## [Instructions for the task]
Return each line of the data below exactly, omitting any pictures.

## [Data for this task]
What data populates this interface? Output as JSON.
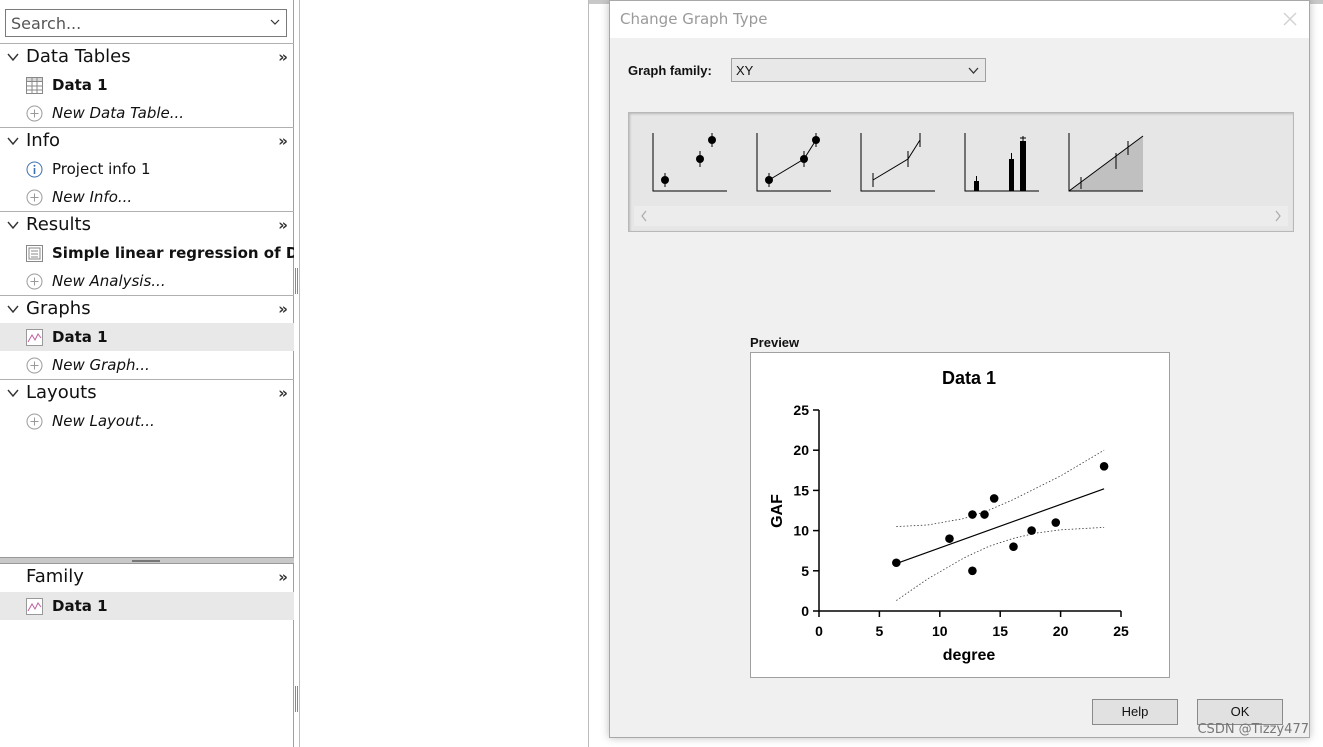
{
  "navigator": {
    "search_placeholder": "Search...",
    "sections": [
      {
        "title": "Data Tables",
        "items": [
          {
            "label": "Data 1",
            "icon": "data-table-icon"
          },
          {
            "label": "New Data Table...",
            "icon": "add-circle-icon"
          }
        ]
      },
      {
        "title": "Info",
        "items": [
          {
            "label": "Project info 1",
            "icon": "info-icon"
          },
          {
            "label": "New Info...",
            "icon": "add-circle-icon"
          }
        ]
      },
      {
        "title": "Results",
        "items": [
          {
            "label": "Simple linear regression of Da...",
            "icon": "results-icon"
          },
          {
            "label": "New Analysis...",
            "icon": "add-circle-icon"
          }
        ]
      },
      {
        "title": "Graphs",
        "items": [
          {
            "label": "Data 1",
            "icon": "graph-icon"
          },
          {
            "label": "New Graph...",
            "icon": "add-circle-icon"
          }
        ]
      },
      {
        "title": "Layouts",
        "items": [
          {
            "label": "New Layout...",
            "icon": "add-circle-icon"
          }
        ]
      }
    ],
    "more_glyph": "»",
    "family": {
      "title": "Family",
      "items": [
        {
          "label": "Data 1",
          "icon": "graph-icon"
        }
      ]
    }
  },
  "dialog": {
    "title": "Change Graph Type",
    "graph_family_label": "Graph family:",
    "graph_family_value": "XY",
    "gallery_thumbnails": [
      "points-only",
      "points-connected",
      "line-with-error-bars",
      "spikes-and-bars",
      "area-fill"
    ],
    "preview_label": "Preview",
    "help_label": "Help",
    "ok_label": "OK"
  },
  "chart_data": {
    "type": "scatter",
    "title": "Data 1",
    "xlabel": "degree",
    "ylabel": "GAF",
    "xlim": [
      0,
      25
    ],
    "ylim": [
      0,
      25
    ],
    "xticks": [
      0,
      5,
      10,
      15,
      20,
      25
    ],
    "yticks": [
      0,
      5,
      10,
      15,
      20,
      25
    ],
    "points": [
      {
        "x": 6.4,
        "y": 6
      },
      {
        "x": 10.8,
        "y": 9
      },
      {
        "x": 12.7,
        "y": 12
      },
      {
        "x": 12.7,
        "y": 5
      },
      {
        "x": 13.7,
        "y": 12
      },
      {
        "x": 14.5,
        "y": 14
      },
      {
        "x": 16.1,
        "y": 8
      },
      {
        "x": 17.6,
        "y": 10
      },
      {
        "x": 19.6,
        "y": 11
      },
      {
        "x": 23.6,
        "y": 18
      }
    ],
    "regression_line": {
      "x": [
        6.4,
        23.6
      ],
      "y": [
        5.9,
        15.2
      ]
    },
    "confidence_band_upper": {
      "x": [
        6.4,
        9,
        12,
        14,
        16,
        18,
        20,
        23.6
      ],
      "y": [
        10.5,
        10.7,
        11.5,
        12.5,
        13.8,
        15.3,
        16.8,
        20.0
      ]
    },
    "confidence_band_lower": {
      "x": [
        6.4,
        9,
        12,
        14,
        16,
        18,
        20,
        23.6
      ],
      "y": [
        1.3,
        4.0,
        6.6,
        8.0,
        9.0,
        9.7,
        10.1,
        10.4
      ]
    },
    "grid": false
  },
  "watermark": "CSDN @Tizzy477"
}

## [Solution to the exercise]
What data populates this interface? Output as JSON.
{
  "navigator": {
    "search_placeholder": "Search...",
    "sections": [
      {
        "title": "Data Tables",
        "items": [
          {
            "label": "Data 1",
            "icon": "data-table-icon"
          },
          {
            "label": "New Data Table...",
            "icon": "add-circle-icon"
          }
        ]
      },
      {
        "title": "Info",
        "items": [
          {
            "label": "Project info 1",
            "icon": "info-icon"
          },
          {
            "label": "New Info...",
            "icon": "add-circle-icon"
          }
        ]
      },
      {
        "title": "Results",
        "items": [
          {
            "label": "Simple linear regression of Da...",
            "icon": "results-icon"
          },
          {
            "label": "New Analysis...",
            "icon": "add-circle-icon"
          }
        ]
      },
      {
        "title": "Graphs",
        "items": [
          {
            "label": "Data 1",
            "icon": "graph-icon"
          },
          {
            "label": "New Graph...",
            "icon": "add-circle-icon"
          }
        ]
      },
      {
        "title": "Layouts",
        "items": [
          {
            "label": "New Layout...",
            "icon": "add-circle-icon"
          }
        ]
      }
    ],
    "more_glyph": "»",
    "family": {
      "title": "Family",
      "items": [
        {
          "label": "Data 1",
          "icon": "graph-icon"
        }
      ]
    }
  },
  "dialog": {
    "title": "Change Graph Type",
    "graph_family_label": "Graph family:",
    "graph_family_value": "XY",
    "gallery_thumbnails": [
      "points-only",
      "points-connected",
      "line-with-error-bars",
      "spikes-and-bars",
      "area-fill"
    ],
    "preview_label": "Preview",
    "help_label": "Help",
    "ok_label": "OK"
  },
  "chart_data": {
    "type": "scatter",
    "title": "Data 1",
    "xlabel": "degree",
    "ylabel": "GAF",
    "xlim": [
      0,
      25
    ],
    "ylim": [
      0,
      25
    ],
    "xticks": [
      0,
      5,
      10,
      15,
      20,
      25
    ],
    "yticks": [
      0,
      5,
      10,
      15,
      20,
      25
    ],
    "points": [
      {
        "x": 6.4,
        "y": 6
      },
      {
        "x": 10.8,
        "y": 9
      },
      {
        "x": 12.7,
        "y": 12
      },
      {
        "x": 12.7,
        "y": 5
      },
      {
        "x": 13.7,
        "y": 12
      },
      {
        "x": 14.5,
        "y": 14
      },
      {
        "x": 16.1,
        "y": 8
      },
      {
        "x": 17.6,
        "y": 10
      },
      {
        "x": 19.6,
        "y": 11
      },
      {
        "x": 23.6,
        "y": 18
      }
    ],
    "regression_line": {
      "x": [
        6.4,
        23.6
      ],
      "y": [
        5.9,
        15.2
      ]
    },
    "confidence_band_upper": {
      "x": [
        6.4,
        9,
        12,
        14,
        16,
        18,
        20,
        23.6
      ],
      "y": [
        10.5,
        10.7,
        11.5,
        12.5,
        13.8,
        15.3,
        16.8,
        20.0
      ]
    },
    "confidence_band_lower": {
      "x": [
        6.4,
        9,
        12,
        14,
        16,
        18,
        20,
        23.6
      ],
      "y": [
        1.3,
        4.0,
        6.6,
        8.0,
        9.0,
        9.7,
        10.1,
        10.4
      ]
    },
    "grid": false
  },
  "watermark": "CSDN @Tizzy477"
}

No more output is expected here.